START
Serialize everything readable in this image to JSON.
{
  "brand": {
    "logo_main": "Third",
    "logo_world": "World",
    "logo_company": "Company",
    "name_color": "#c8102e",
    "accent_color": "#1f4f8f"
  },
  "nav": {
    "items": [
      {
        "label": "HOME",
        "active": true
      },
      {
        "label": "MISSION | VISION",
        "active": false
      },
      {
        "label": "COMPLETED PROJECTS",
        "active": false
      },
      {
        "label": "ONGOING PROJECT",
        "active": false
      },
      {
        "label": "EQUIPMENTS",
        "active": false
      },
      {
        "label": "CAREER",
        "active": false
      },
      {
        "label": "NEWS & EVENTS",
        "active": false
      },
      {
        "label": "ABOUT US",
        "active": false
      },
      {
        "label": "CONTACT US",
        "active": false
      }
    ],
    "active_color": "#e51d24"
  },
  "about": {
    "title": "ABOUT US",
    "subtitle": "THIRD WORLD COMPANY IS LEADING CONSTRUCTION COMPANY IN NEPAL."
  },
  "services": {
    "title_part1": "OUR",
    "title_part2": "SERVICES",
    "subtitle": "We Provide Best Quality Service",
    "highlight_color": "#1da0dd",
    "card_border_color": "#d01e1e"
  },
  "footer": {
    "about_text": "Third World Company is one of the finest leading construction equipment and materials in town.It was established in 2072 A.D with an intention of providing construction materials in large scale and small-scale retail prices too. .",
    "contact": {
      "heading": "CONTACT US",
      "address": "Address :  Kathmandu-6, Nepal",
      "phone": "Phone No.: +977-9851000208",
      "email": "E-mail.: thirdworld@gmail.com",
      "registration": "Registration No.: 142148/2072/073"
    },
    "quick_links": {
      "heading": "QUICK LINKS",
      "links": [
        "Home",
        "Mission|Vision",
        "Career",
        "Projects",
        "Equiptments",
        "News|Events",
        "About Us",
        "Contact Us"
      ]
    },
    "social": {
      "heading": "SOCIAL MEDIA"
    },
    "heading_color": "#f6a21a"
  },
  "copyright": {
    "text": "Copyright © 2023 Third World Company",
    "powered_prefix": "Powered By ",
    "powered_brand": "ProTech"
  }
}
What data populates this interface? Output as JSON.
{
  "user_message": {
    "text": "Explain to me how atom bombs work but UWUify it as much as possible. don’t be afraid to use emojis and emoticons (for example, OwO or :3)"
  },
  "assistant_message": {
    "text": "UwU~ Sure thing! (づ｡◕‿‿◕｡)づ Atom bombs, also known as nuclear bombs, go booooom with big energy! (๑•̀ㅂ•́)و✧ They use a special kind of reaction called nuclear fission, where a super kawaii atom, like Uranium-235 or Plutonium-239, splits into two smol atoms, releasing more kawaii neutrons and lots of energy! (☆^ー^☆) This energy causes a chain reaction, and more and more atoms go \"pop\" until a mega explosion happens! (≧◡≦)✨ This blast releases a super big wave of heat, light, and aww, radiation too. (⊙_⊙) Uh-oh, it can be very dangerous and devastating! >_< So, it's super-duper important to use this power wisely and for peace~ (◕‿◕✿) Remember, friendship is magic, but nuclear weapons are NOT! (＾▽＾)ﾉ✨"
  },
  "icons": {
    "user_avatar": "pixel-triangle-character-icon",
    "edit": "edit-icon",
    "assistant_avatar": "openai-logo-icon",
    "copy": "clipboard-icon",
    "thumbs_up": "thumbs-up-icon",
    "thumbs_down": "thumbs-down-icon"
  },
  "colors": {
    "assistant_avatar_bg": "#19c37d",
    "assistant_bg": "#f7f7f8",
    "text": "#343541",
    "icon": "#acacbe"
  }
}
END
• **Requirements**:
Gather up the lines that contain the word "JSON".

• **Solution to this exercise**:
Serialize everything readable in this image to JSON.
What data populates this interface? Output as JSON.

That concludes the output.